_Work to be completed:_ In your copy, reproduce the entries exactly as they are, minus the images.

_Material provided:_
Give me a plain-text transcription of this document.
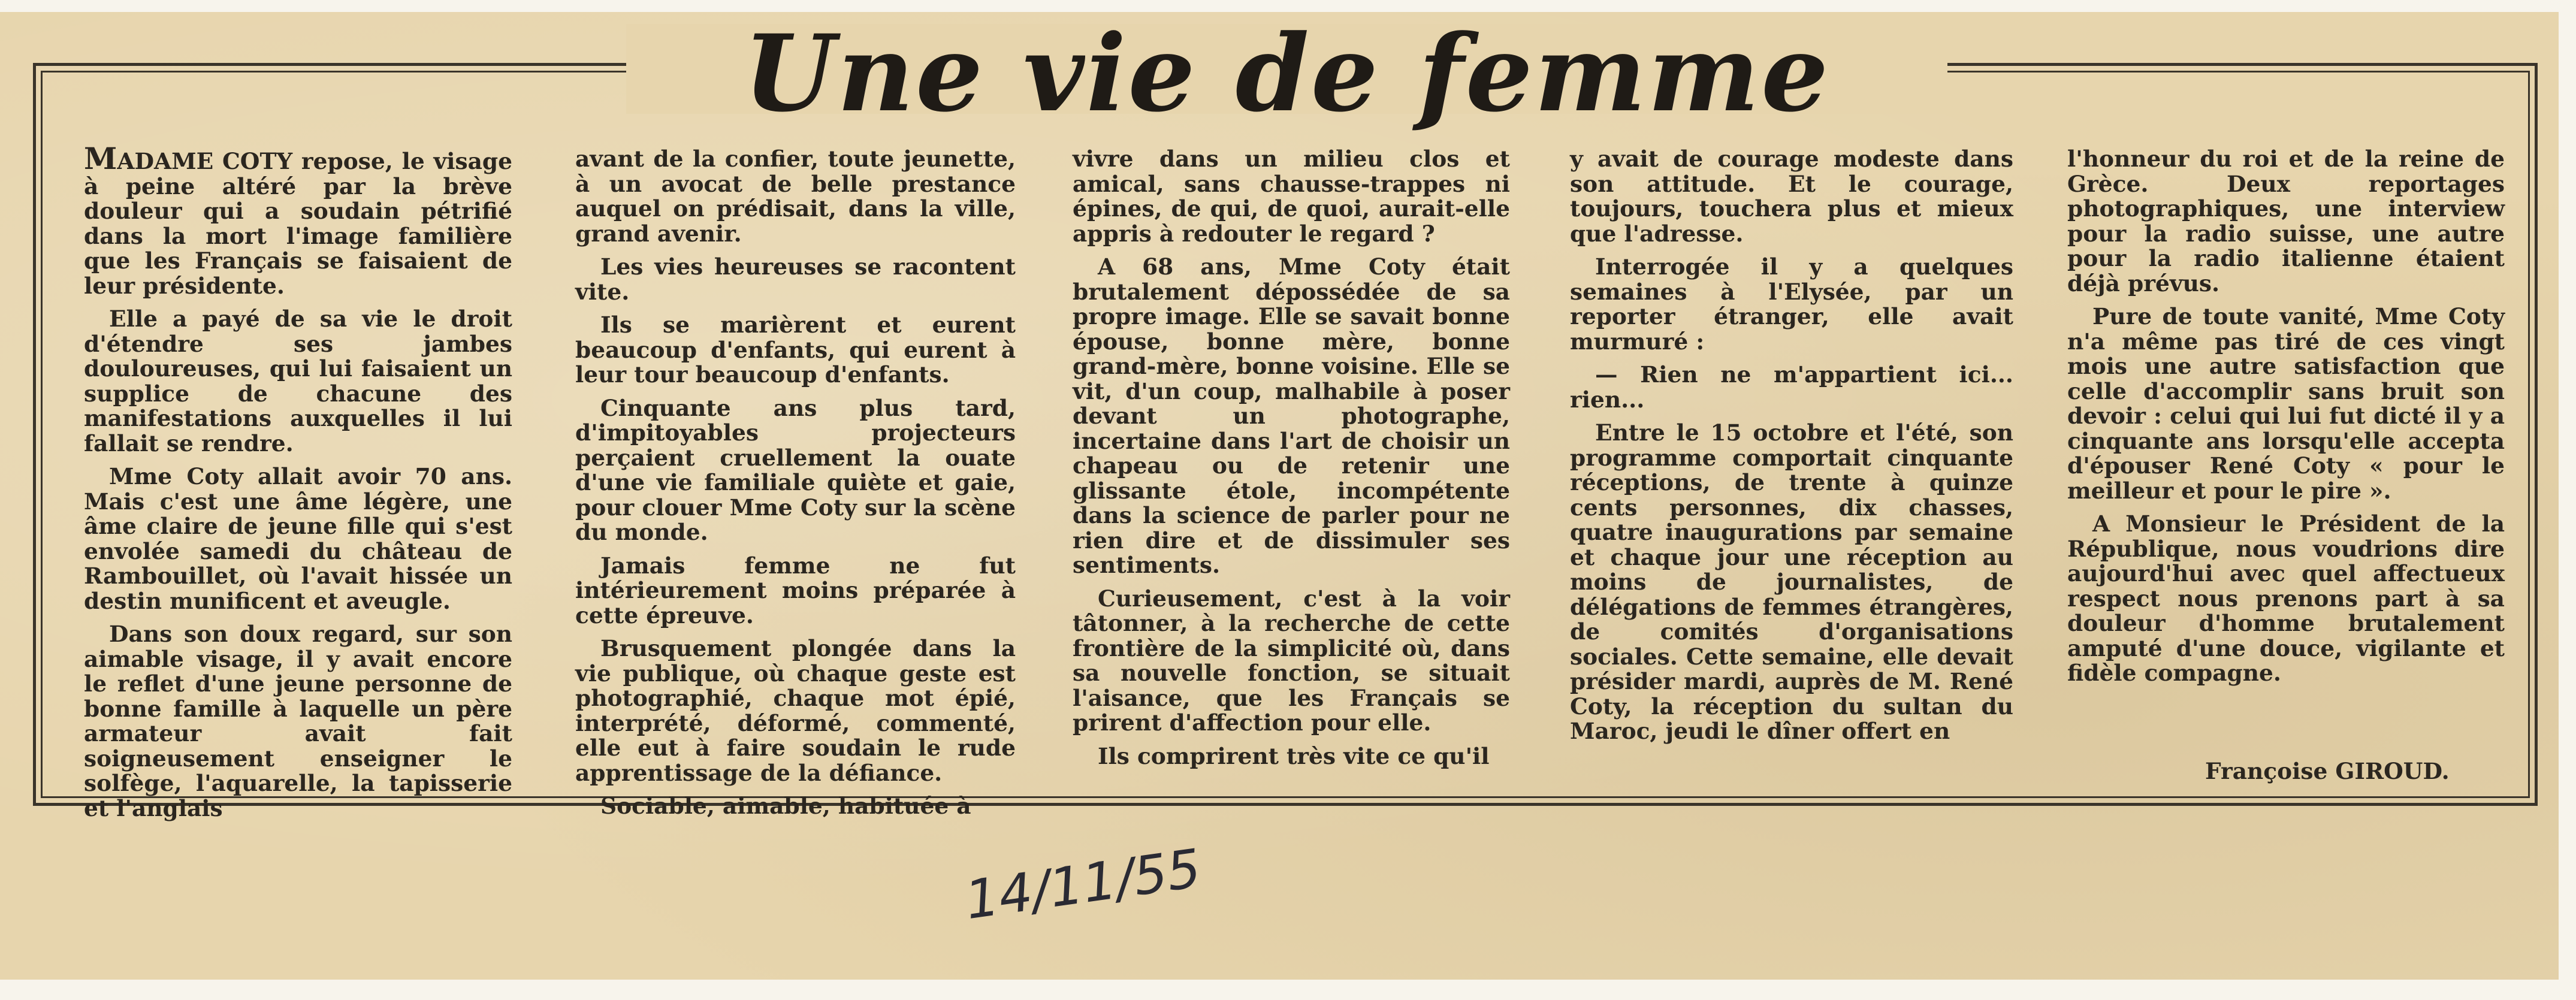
Une vie de femme

MADAME COTY repose, le visage à peine altéré par la brève douleur qui a soudain pétrifié dans la mort l'image familière que les Français se faisaient de leur présidente.

Elle a payé de sa vie le droit d'étendre ses jambes douloureuses, qui lui faisaient un supplice de chacune des manifestations auxquelles il lui fallait se rendre.

Mme Coty allait avoir 70 ans. Mais c'est une âme légère, une âme claire de jeune fille qui s'est envolée samedi du château de Rambouillet, où l'avait hissée un destin munificent et aveugle.

Dans son doux regard, sur son aimable visage, il y avait encore le reflet d'une jeune personne de bonne famille à laquelle un père armateur avait fait soigneusement enseigner le solfège, l'aquarelle, la tapisserie et l'anglais

avant de la confier, toute jeunette, à un avocat de belle prestance auquel on prédisait, dans la ville, grand avenir.

Les vies heureuses se racontent vite.

Ils se marièrent et eurent beaucoup d'enfants, qui eurent à leur tour beaucoup d'enfants.

Cinquante ans plus tard, d'impitoyables projecteurs perçaient cruellement la ouate d'une vie familiale quiète et gaie, pour clouer Mme Coty sur la scène du monde.

Jamais femme ne fut intérieurement moins préparée à cette épreuve.

Brusquement plongée dans la vie publique, où chaque geste est photographié, chaque mot épié, interprété, déformé, commenté, elle eut à faire soudain le rude apprentissage de la défiance.

Sociable, aimable, habituée à

vivre dans un milieu clos et amical, sans chausse-trappes ni épines, de qui, de quoi, aurait-elle appris à redouter le regard ?

A 68 ans, Mme Coty était brutalement dépossédée de sa propre image. Elle se savait bonne épouse, bonne mère, bonne grand-mère, bonne voisine. Elle se vit, d'un coup, malhabile à poser devant un photographe, incertaine dans l'art de choisir un chapeau ou de retenir une glissante étole, incompétente dans la science de parler pour ne rien dire et de dissimuler ses sentiments.

Curieusement, c'est à la voir tâtonner, à la recherche de cette frontière de la simplicité où, dans sa nouvelle fonction, se situait l'aisance, que les Français se prirent d'affection pour elle.

Ils comprirent très vite ce qu'il

y avait de courage modeste dans son attitude. Et le courage, toujours, touchera plus et mieux que l'adresse.

Interrogée il y a quelques semaines à l'Elysée, par un reporter étranger, elle avait murmuré :

— Rien ne m'appartient ici... rien...

Entre le 15 octobre et l'été, son programme comportait cinquante réceptions, de trente à quinze cents personnes, dix chasses, quatre inaugurations par semaine et chaque jour une réception au moins de journalistes, de délégations de femmes étrangères, de comités d'organisations sociales. Cette semaine, elle devait présider mardi, auprès de M. René Coty, la réception du sultan du Maroc, jeudi le dîner offert en

l'honneur du roi et de la reine de Grèce. Deux reportages photographiques, une interview pour la radio suisse, une autre pour la radio italienne étaient déjà prévus.

Pure de toute vanité, Mme Coty n'a même pas tiré de ces vingt mois une autre satisfaction que celle d'accomplir sans bruit son devoir : celui qui lui fut dicté il y a cinquante ans lorsqu'elle accepta d'épouser René Coty « pour le meilleur et pour le pire ».

A Monsieur le Président de la République, nous voudrions dire aujourd'hui avec quel affectueux respect nous prenons part à sa douleur d'homme brutalement amputé d'une douce, vigilante et fidèle compagne.

Françoise GIROUD.
14/11/55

_The result:_
Give me a plain-text transcription of this document.
Une vie de femme

MADAME COTY repose, le visage à peine altéré par la brève douleur qui a soudain pétrifié dans la mort l'image familière que les Français se faisaient de leur présidente.

Elle a payé de sa vie le droit d'étendre ses jambes douloureuses, qui lui faisaient un supplice de chacune des manifestations auxquelles il lui fallait se rendre.

Mme Coty allait avoir 70 ans. Mais c'est une âme légère, une âme claire de jeune fille qui s'est envolée samedi du château de Rambouillet, où l'avait hissée un destin munificent et aveugle.

Dans son doux regard, sur son aimable visage, il y avait encore le reflet d'une jeune personne de bonne famille à laquelle un père armateur avait fait soigneusement enseigner le solfège, l'aquarelle, la tapisserie et l'anglais

avant de la confier, toute jeunette, à un avocat de belle prestance auquel on prédisait, dans la ville, grand avenir.

Les vies heureuses se racontent vite.

Ils se marièrent et eurent beaucoup d'enfants, qui eurent à leur tour beaucoup d'enfants.

Cinquante ans plus tard, d'impitoyables projecteurs perçaient cruellement la ouate d'une vie familiale quiète et gaie, pour clouer Mme Coty sur la scène du monde.

Jamais femme ne fut intérieurement moins préparée à cette épreuve.

Brusquement plongée dans la vie publique, où chaque geste est photographié, chaque mot épié, interprété, déformé, commenté, elle eut à faire soudain le rude apprentissage de la défiance.

Sociable, aimable, habituée à

vivre dans un milieu clos et amical, sans chausse-trappes ni épines, de qui, de quoi, aurait-elle appris à redouter le regard ?

A 68 ans, Mme Coty était brutalement dépossédée de sa propre image. Elle se savait bonne épouse, bonne mère, bonne grand-mère, bonne voisine. Elle se vit, d'un coup, malhabile à poser devant un photographe, incertaine dans l'art de choisir un chapeau ou de retenir une glissante étole, incompétente dans la science de parler pour ne rien dire et de dissimuler ses sentiments.

Curieusement, c'est à la voir tâtonner, à la recherche de cette frontière de la simplicité où, dans sa nouvelle fonction, se situait l'aisance, que les Français se prirent d'affection pour elle.

Ils comprirent très vite ce qu'il

y avait de courage modeste dans son attitude. Et le courage, toujours, touchera plus et mieux que l'adresse.

Interrogée il y a quelques semaines à l'Elysée, par un reporter étranger, elle avait murmuré :

— Rien ne m'appartient ici... rien...

Entre le 15 octobre et l'été, son programme comportait cinquante réceptions, de trente à quinze cents personnes, dix chasses, quatre inaugurations par semaine et chaque jour une réception au moins de journalistes, de délégations de femmes étrangères, de comités d'organisations sociales. Cette semaine, elle devait présider mardi, auprès de M. René Coty, la réception du sultan du Maroc, jeudi le dîner offert en

l'honneur du roi et de la reine de Grèce. Deux reportages photographiques, une interview pour la radio suisse, une autre pour la radio italienne étaient déjà prévus.

Pure de toute vanité, Mme Coty n'a même pas tiré de ces vingt mois une autre satisfaction que celle d'accomplir sans bruit son devoir : celui qui lui fut dicté il y a cinquante ans lorsqu'elle accepta d'épouser René Coty « pour le meilleur et pour le pire ».

A Monsieur le Président de la République, nous voudrions dire aujourd'hui avec quel affectueux respect nous prenons part à sa douleur d'homme brutalement amputé d'une douce, vigilante et fidèle compagne.

Françoise GIROUD.
14/11/55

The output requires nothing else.